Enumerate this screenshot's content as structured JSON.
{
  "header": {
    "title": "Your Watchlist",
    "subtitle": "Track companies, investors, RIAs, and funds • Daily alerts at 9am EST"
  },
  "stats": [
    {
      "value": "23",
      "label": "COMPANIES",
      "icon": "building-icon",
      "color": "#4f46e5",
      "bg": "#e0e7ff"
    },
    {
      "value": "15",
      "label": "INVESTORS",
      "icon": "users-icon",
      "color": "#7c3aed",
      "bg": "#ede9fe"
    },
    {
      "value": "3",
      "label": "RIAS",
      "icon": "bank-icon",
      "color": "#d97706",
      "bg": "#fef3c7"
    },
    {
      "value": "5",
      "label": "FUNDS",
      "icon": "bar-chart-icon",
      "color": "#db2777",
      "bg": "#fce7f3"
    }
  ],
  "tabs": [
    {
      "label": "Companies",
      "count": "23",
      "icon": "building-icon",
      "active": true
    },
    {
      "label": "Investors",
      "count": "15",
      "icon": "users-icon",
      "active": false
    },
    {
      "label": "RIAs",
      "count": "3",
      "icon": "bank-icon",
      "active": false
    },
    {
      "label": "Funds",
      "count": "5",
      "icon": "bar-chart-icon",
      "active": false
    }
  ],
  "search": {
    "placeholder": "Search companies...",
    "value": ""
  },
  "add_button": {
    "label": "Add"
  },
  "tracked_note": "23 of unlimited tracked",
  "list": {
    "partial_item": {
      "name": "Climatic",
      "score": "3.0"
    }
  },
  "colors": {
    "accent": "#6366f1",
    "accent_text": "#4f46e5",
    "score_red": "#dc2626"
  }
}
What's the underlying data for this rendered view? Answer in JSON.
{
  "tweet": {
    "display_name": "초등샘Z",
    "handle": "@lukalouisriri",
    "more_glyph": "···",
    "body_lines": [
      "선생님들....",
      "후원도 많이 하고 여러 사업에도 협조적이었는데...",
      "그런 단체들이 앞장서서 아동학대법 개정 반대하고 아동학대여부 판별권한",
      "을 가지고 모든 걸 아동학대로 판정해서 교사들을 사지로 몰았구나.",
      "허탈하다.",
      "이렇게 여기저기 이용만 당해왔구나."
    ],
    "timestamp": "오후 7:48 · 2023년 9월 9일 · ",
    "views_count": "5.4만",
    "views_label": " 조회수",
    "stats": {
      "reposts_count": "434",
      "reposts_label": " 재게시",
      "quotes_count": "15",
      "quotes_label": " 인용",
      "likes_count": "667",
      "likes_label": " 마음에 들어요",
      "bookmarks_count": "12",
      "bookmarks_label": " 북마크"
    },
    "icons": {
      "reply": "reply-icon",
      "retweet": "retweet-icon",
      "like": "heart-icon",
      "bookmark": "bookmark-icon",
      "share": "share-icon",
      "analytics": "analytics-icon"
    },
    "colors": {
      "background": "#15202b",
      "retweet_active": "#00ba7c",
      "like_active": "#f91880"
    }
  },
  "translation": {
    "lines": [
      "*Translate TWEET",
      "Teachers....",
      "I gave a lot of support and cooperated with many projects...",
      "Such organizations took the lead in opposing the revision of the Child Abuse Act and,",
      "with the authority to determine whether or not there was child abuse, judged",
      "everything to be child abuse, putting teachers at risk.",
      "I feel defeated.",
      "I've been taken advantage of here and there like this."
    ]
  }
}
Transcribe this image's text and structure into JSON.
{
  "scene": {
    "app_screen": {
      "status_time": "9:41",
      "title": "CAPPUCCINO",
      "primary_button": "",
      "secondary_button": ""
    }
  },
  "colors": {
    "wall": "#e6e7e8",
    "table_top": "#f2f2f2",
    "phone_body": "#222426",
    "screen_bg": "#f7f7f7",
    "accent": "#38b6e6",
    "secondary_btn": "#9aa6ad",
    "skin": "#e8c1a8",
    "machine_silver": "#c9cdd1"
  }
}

* **Task instructions**:
Check every line for "with" and show the ones that have it.

* **The response**:
      "I gave a lot of support and cooperated with many projects...",
      "with the authority to determine whether or not there was child abuse, judged",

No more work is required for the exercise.